AIM OF THE TASK
Search the records for "SPAIN" and copy each line that holds it.

*** RECORD EXTRACTS

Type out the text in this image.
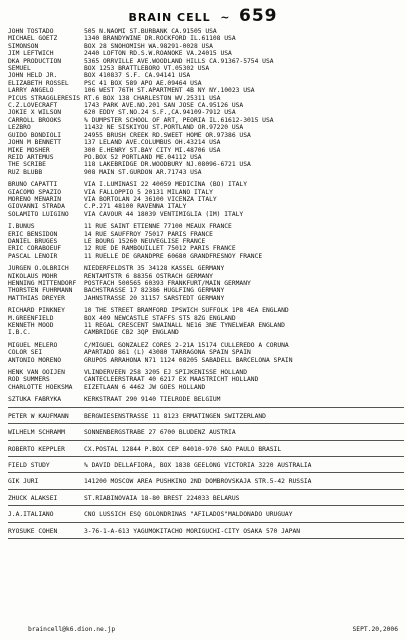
BRAIN CELL ~ 659
JOHN TOSTADO	505 N.NAOMI ST.BURBANK CA.91505 USA
MICHAEL GOETZ	1340 BRANDYWINE DR.ROCKFORD IL.61108 USA
SIMONSON	BOX 28 SNOHOMISH WA.98291-0028 USA
JIM LEFTWICH	2440 LOFTON RD.S.W.ROANOKE VA.24015 USA
DKA PRODUCTION	5365 ORRVILLE AVE.WOODLAND HILLS CA.91367-5754 USA
SEMUEL	BOX 1253 BRATTLEBORO VT.05302 USA
JOHN HELD JR.	BOX 410837 S.F. CA.94141 USA
ELIZABETH ROSSEL	PSC 41 BOX 589 APO AE.09464 USA
LARRY ANGELO	106 WEST 76TH ST.APARTMENT 4B NY NY.10023 USA
PICUS STRAGGLERESIS RT.6 BOX 138 CHARLESTON WV.25311 USA
C.Z.LOVECRAFT	1743 PARK AVE.NO.201 SAN JOSE CA.95126 USA
JOKIE X WILSON	620 EDDY ST.NO.24 S.F.,CA.94109-7912 USA
CARROLL BROOKS	% DUMPSTER SCHOOL OF ART, PEORIA IL.61612-3015 USA
LEZBRO	11432 NE SISKIYOU ST.PORTLAND OR.97220 USA
GUIDO BONDIOLI	24955 BRUSH CREEK RD.SWEET HOME OR.97386 USA
JOHN M BENNETT	137 LELAND AVE.COLUMBUS OH.43214 USA
MIKE MOSHER	300 E.HENRY ST.BAY CITY MI.48706 USA
REID ARTEMUS	PO.BOX 52 PORTLAND ME.04112 USA
THE SCRIBE	118 LAKEBRIDGE DR.WOODBURY NJ.08096-6721 USA
RUZ BLUBB	908 MAIN ST.GURDON AR.71743 USA
BRUNO CAPATTI	VIA I.LUMINASI 22 40059 MEDICINA (BO) ITALY
GIACOMO SPAZIO	VIA FALLOPPIO 5 20131 MILANO ITALY
MORENO MENARIN	VIA BORTOLAN 24 36100 VICENZA ITALY
GIOVANNI STRADA	C.P.271 48100 RAVENNA ITALY
SOLAMITO LUIGINO	VIA CAVOUR 44 18039 VENTIMIGLIA (IM) ITALY
I.BUNUS	11 RUE SAINT ETIENNE 77100 MEAUX FRANCE
ERIC BENSIDON	14 RUE SAUFFROY 75017 PARIS FRANCE
DANIEL BRUGES	LE BOURG 15260 NEUVEGLISE FRANCE
ERIC CORABOEUF	12 RUE DE RAMBOUILLET 75012 PARIS FRANCE
PASCAL LENOIR	11 RUELLE DE GRANDPRE 60680 GRANDFRESNOY FRANCE
JURGEN O.OLBRICH	NIEDERFELDSTR 35 34128 KASSEL GERMANY
NIKOLAUS MOHR	RENTAMTSTR 6 88356 OSTRACH GERMANY
HENNING MITTENDORF	POSTFACH 500565 60393 FRANKFURT/MAIN GERMANY
THORSTEN FUHRMANN	BACHSTRASSE 17 82386 HUGLFING GERMANY
MATTHIAS DREYER	JAHNSTRASSE 20 31157 SARSTEDT GERMANY
RICHARD PINKNEY	10 THE STREET BRAMFORD IPSWICH SUFFOLK 1P8 4EA ENGLAND
M.GREENFIELD	BOX 409 NEWCASTLE STAFFS ST5 8ZG ENGLAND
KENNETH MOOD	11 REGAL CRESCENT SWAINALL NE16 3NE TYNELWEAR ENGLAND
I.B.C.	CAMBRIDGE CB2 3QP ENGLAND
MIGUEL MELERO	C/MIGUEL GONZALEZ CORES 2-21A 15174 CULLEREDO A CORUNA
COLOR SEI	APARTADO 861 (L) 43080 TARRAGONA SPAIN SPAIN
ANTONIO MORENO	GRUPOS ARRAHONA N71 1124 08205 SABADELL BARCELONA SPAIN
HENK VAN OOIJEN	VLINDERVEEN 258 3205 EJ SPIJKENISSE HOLLAND
ROD SUMMERS	CANTECLEERSTRAAT 40 6217 EX MAASTRICHT HOLLAND
CHARLOTTE HOEKSMA	EIZETLAAN 6 4462 JW GOES HOLLAND
SZTUKA FABRYKA	KERKSTRAAT 290 9140 TIELRODE BELGIUM
PETER W KAUFMANN	BERGWIESENSTRASSE 11 8123 ERMATINGEN SWITZERLAND
WILHELM SCHRAMM	SONNENBERGSTRABE 27 6700 BLUDENZ AUSTRIA
ROBERTO KEPPLER	CX.POSTAL 12844 P.BOX CEP 04010-970 SAO PAULO BRASIL
FIELD STUDY	% DAVID DELLAFIORA, BOX 1838 GEELONG VICTORIA 3220 AUSTRALIA
GIK JURI	141200 MOSCOW AREA PUSHKINO 2ND DOMBROVSKAJA STR.5-42 RUSSIA
ZHUCK ALAKSEI	ST.RIABINOVAIA 18-80 BREST 224033 BELARUS
J.A.ITALIANO	CNO LUSSICH ESQ GOLONDRINAS "AFILADOS"MALDONADO URUGUAY
RYOSUKE COHEN	3-76-1-A-613 YAGUMOKITACHO MORIGUCHI-CITY OSAKA 570 JAPAN
braincell@k6.dion.ne.jp	SEPT.20,2006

******

RESPONSE TO THE TASK
COLOR SEI	APARTADO 861 (L) 43080 TARRAGONA SPAIN SPAIN
ANTONIO MORENO	GRUPOS ARRAHONA N71 1124 08205 SABADELL BARCELONA SPAIN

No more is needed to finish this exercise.